[Data entries]
....................

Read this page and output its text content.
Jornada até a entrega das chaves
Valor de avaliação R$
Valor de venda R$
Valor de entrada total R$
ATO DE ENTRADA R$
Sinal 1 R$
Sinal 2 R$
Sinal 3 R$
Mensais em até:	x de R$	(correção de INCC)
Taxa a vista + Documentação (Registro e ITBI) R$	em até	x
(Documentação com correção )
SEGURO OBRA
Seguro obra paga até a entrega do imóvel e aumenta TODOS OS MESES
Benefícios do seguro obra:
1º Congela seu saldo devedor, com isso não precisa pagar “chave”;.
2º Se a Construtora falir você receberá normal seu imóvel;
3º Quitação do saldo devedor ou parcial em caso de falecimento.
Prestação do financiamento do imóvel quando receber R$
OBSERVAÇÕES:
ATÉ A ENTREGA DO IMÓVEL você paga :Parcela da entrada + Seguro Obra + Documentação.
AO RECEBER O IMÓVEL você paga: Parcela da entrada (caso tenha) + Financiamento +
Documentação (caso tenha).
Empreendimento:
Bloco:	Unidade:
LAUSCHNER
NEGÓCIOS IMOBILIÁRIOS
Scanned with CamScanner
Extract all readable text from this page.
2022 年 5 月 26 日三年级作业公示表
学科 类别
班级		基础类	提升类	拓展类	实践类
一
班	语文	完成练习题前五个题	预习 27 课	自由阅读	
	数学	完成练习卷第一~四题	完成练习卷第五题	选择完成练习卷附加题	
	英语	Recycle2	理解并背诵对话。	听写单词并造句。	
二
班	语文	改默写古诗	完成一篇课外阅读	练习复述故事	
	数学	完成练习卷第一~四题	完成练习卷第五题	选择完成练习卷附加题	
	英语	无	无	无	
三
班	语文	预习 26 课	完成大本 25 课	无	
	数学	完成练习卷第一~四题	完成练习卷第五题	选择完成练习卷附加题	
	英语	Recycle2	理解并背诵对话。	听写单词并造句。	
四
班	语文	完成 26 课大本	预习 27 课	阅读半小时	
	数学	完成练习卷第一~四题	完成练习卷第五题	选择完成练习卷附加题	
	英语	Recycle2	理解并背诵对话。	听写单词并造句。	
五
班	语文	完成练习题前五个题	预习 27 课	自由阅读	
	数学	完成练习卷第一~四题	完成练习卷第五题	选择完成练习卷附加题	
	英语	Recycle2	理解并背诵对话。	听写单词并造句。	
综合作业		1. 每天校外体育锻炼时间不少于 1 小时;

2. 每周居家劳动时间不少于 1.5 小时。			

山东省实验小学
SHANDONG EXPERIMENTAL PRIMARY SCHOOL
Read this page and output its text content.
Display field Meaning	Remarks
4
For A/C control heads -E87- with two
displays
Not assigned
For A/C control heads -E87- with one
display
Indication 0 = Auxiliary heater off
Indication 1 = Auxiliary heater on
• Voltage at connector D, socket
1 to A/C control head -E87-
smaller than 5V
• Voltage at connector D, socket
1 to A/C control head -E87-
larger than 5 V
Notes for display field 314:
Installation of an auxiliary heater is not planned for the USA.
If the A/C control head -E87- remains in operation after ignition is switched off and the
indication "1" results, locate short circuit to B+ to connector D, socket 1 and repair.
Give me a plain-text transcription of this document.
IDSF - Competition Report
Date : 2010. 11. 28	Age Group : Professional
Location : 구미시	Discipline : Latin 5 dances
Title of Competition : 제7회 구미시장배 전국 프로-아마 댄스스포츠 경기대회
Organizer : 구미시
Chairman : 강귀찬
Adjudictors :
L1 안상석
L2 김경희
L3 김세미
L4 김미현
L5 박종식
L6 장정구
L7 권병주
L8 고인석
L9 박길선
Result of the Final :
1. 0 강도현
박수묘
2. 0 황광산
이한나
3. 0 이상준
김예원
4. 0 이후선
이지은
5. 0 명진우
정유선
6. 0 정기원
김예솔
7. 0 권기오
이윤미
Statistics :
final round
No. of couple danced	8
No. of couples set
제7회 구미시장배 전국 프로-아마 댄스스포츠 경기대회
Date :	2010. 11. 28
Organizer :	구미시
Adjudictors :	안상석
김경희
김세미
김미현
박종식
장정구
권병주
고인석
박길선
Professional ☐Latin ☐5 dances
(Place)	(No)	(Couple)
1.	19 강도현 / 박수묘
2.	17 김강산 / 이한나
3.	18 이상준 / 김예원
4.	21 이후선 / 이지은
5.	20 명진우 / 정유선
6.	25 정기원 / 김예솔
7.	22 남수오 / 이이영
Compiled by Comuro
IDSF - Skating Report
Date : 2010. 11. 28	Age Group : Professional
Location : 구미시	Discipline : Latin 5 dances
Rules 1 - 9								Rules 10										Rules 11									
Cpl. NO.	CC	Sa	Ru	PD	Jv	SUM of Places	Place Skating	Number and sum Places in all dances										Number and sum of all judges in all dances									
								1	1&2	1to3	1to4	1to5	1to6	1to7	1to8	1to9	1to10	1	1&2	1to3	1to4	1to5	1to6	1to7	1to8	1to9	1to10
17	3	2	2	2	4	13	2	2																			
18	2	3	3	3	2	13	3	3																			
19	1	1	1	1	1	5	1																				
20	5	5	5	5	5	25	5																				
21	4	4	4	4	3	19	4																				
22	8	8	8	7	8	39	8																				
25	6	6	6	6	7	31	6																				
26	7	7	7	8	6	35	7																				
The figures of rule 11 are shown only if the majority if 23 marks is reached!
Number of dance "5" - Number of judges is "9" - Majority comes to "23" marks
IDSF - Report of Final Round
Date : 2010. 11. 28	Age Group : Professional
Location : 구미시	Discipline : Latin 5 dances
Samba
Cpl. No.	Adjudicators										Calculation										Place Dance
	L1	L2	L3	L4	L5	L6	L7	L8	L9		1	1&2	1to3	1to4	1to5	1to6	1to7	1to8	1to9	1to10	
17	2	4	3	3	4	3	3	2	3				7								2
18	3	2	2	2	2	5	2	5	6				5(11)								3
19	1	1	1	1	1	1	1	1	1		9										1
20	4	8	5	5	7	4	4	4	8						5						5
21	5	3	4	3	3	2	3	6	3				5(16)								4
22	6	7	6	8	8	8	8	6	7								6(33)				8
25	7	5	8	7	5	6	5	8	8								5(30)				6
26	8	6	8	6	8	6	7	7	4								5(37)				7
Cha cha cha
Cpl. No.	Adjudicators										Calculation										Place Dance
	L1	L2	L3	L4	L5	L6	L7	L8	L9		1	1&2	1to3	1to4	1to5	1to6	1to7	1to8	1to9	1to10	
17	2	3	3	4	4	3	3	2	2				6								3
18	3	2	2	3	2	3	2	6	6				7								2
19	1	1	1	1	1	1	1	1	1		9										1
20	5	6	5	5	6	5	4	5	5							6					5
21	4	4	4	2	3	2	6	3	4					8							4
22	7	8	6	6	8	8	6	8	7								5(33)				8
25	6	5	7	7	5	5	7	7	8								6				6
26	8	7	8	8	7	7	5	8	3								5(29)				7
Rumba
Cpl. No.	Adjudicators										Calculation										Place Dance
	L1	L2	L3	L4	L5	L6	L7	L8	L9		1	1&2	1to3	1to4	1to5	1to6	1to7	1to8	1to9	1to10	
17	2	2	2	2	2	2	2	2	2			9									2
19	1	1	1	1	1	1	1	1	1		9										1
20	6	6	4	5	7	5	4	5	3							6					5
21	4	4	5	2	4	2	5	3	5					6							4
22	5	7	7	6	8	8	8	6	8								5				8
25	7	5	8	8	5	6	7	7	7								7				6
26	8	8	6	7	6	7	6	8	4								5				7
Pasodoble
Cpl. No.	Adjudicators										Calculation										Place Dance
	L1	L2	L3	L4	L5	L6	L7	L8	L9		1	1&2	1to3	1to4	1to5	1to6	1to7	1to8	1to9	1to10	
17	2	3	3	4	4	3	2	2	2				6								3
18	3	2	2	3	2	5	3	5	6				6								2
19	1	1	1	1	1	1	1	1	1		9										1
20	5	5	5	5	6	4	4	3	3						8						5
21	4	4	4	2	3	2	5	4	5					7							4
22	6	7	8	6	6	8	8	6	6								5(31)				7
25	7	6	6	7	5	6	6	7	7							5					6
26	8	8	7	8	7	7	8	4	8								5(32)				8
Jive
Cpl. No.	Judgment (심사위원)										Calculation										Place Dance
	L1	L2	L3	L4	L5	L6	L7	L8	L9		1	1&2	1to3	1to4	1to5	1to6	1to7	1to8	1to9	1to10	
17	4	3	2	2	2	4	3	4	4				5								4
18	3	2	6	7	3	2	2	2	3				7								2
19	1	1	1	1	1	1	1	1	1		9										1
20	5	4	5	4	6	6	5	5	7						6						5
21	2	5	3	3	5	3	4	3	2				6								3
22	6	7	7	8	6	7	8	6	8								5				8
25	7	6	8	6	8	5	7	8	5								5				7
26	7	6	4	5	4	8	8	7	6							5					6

....................

Aim
Set out every line from the material that contains the string "구미시장배".

Result of the task
Title of Competition : 제7회 구미시장배 전국 프로-아마 댄스스포츠 경기대회
제7회 구미시장배 전국 프로-아마 댄스스포츠 경기대회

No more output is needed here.